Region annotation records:

+ + + +

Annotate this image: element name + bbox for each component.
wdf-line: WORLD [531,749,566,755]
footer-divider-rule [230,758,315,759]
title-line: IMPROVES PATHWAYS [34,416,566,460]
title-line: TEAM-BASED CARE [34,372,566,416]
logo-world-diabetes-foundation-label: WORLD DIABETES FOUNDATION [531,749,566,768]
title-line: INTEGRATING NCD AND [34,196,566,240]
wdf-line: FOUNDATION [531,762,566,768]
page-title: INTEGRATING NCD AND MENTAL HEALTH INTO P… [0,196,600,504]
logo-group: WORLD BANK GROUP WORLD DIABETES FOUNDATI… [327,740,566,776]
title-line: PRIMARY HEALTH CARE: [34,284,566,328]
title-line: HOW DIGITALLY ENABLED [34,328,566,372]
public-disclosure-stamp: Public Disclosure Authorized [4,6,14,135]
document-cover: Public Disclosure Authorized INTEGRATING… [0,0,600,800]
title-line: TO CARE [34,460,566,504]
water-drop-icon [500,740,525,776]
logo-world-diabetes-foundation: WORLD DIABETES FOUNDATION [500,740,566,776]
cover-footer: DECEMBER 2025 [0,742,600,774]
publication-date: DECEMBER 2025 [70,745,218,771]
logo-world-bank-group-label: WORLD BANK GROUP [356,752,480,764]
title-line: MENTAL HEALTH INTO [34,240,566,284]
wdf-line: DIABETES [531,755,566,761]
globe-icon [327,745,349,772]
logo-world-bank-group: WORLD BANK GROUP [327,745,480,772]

+ + + +

PROMPT: Copy every row above line for line, changing nothing.

WORKED ANSWER:
Annotate this image: element name + bbox for each component.
wdf-line: WORLD [531,749,566,755]
footer-divider-rule [230,758,315,759]
title-line: IMPROVES PATHWAYS [34,416,566,460]
title-line: TEAM-BASED CARE [34,372,566,416]
logo-world-diabetes-foundation-label: WORLD DIABETES FOUNDATION [531,749,566,768]
title-line: INTEGRATING NCD AND [34,196,566,240]
wdf-line: FOUNDATION [531,762,566,768]
page-title: INTEGRATING NCD AND MENTAL HEALTH INTO P… [0,196,600,504]
logo-group: WORLD BANK GROUP WORLD DIABETES FOUNDATI… [327,740,566,776]
title-line: PRIMARY HEALTH CARE: [34,284,566,328]
title-line: HOW DIGITALLY ENABLED [34,328,566,372]
public-disclosure-stamp: Public Disclosure Authorized [4,6,14,135]
document-cover: Public Disclosure Authorized INTEGRATING… [0,0,600,800]
title-line: TO CARE [34,460,566,504]
water-drop-icon [500,740,525,776]
logo-world-diabetes-foundation: WORLD DIABETES FOUNDATION [500,740,566,776]
cover-footer: DECEMBER 2025 [0,742,600,774]
publication-date: DECEMBER 2025 [70,745,218,771]
logo-world-bank-group-label: WORLD BANK GROUP [356,752,480,764]
title-line: MENTAL HEALTH INTO [34,240,566,284]
wdf-line: DIABETES [531,755,566,761]
globe-icon [327,745,349,772]
logo-world-bank-group: WORLD BANK GROUP [327,745,480,772]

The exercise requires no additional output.